THE REQUEST >> Return all lines below containing the word "Historical".

DATA SUPPLIED >>

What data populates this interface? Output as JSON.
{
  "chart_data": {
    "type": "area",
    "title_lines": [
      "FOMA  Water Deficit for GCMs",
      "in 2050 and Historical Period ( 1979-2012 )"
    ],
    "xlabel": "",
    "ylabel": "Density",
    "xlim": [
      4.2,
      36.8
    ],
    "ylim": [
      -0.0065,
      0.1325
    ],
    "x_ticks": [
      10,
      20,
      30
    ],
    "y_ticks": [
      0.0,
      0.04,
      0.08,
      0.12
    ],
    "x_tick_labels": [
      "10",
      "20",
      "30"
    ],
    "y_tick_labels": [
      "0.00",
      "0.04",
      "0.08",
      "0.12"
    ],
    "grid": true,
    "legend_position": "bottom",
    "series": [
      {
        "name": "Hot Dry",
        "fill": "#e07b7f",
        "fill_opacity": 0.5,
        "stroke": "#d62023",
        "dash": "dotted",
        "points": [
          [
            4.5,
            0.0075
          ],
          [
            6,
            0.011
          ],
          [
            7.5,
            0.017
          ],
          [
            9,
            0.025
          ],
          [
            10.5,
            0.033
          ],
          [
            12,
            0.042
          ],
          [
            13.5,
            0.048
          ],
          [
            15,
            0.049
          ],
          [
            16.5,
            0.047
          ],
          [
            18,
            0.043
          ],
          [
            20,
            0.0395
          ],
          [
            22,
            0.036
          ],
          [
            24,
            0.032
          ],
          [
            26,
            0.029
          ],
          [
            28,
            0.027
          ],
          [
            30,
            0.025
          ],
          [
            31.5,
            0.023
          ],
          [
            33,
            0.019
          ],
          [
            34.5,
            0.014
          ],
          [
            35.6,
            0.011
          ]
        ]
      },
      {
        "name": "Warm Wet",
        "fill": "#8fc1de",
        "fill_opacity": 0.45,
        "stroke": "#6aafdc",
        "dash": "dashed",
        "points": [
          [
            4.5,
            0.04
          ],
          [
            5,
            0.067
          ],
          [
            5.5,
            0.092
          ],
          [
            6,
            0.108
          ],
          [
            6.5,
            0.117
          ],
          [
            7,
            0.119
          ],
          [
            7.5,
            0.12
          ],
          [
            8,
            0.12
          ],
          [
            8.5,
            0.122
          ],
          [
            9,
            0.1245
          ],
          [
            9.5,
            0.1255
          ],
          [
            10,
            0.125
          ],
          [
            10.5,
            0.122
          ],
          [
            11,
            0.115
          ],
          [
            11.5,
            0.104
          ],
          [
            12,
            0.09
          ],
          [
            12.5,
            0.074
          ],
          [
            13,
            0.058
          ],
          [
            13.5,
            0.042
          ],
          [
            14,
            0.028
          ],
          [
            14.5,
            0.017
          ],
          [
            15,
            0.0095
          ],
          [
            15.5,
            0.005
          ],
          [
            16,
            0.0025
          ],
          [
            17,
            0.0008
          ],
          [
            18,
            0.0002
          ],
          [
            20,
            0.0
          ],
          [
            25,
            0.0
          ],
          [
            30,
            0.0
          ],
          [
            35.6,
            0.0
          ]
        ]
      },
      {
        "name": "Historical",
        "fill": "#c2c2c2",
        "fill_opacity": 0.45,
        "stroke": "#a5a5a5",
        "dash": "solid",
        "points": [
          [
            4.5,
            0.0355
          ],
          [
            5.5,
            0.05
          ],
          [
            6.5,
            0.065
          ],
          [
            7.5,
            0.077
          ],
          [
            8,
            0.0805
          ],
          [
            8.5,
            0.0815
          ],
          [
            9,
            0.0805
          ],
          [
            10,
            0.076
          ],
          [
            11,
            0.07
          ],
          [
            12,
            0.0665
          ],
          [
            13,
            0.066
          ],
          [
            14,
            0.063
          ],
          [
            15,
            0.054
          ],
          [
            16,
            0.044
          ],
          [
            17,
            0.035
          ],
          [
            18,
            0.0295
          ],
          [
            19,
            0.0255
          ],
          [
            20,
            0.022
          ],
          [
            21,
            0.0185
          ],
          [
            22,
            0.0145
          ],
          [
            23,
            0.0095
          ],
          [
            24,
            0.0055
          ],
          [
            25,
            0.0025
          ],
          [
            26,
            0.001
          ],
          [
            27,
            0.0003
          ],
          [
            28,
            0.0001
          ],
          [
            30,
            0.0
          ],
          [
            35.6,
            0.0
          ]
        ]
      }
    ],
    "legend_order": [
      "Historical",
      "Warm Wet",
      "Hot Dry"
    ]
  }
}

OUTPUT OF THE TASK >>
      "in 2050 and Historical Period ( 1979-2012 )"
        "name": "Historical",
      "Historical",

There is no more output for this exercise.